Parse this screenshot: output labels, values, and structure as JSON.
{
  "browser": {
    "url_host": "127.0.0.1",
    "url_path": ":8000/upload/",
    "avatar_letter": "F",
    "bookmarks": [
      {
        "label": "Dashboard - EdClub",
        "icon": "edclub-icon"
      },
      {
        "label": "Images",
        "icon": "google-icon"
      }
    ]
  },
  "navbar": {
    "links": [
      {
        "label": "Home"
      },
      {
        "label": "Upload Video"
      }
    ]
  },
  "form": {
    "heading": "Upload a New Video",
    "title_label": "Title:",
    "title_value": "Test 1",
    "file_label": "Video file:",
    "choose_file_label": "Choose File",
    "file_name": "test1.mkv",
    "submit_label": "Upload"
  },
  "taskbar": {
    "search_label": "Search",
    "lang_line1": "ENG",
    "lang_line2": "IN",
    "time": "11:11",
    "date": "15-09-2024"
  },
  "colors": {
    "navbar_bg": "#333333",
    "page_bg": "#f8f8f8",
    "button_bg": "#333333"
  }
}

TASK BRIEF >> All of the material above needs to be copied exactly.

COMPLETE RESPONSE >>
Parse this screenshot: output labels, values, and structure as JSON.
{
  "browser": {
    "url_host": "127.0.0.1",
    "url_path": ":8000/upload/",
    "avatar_letter": "F",
    "bookmarks": [
      {
        "label": "Dashboard - EdClub",
        "icon": "edclub-icon"
      },
      {
        "label": "Images",
        "icon": "google-icon"
      }
    ]
  },
  "navbar": {
    "links": [
      {
        "label": "Home"
      },
      {
        "label": "Upload Video"
      }
    ]
  },
  "form": {
    "heading": "Upload a New Video",
    "title_label": "Title:",
    "title_value": "Test 1",
    "file_label": "Video file:",
    "choose_file_label": "Choose File",
    "file_name": "test1.mkv",
    "submit_label": "Upload"
  },
  "taskbar": {
    "search_label": "Search",
    "lang_line1": "ENG",
    "lang_line2": "IN",
    "time": "11:11",
    "date": "15-09-2024"
  },
  "colors": {
    "navbar_bg": "#333333",
    "page_bg": "#f8f8f8",
    "button_bg": "#333333"
  }
}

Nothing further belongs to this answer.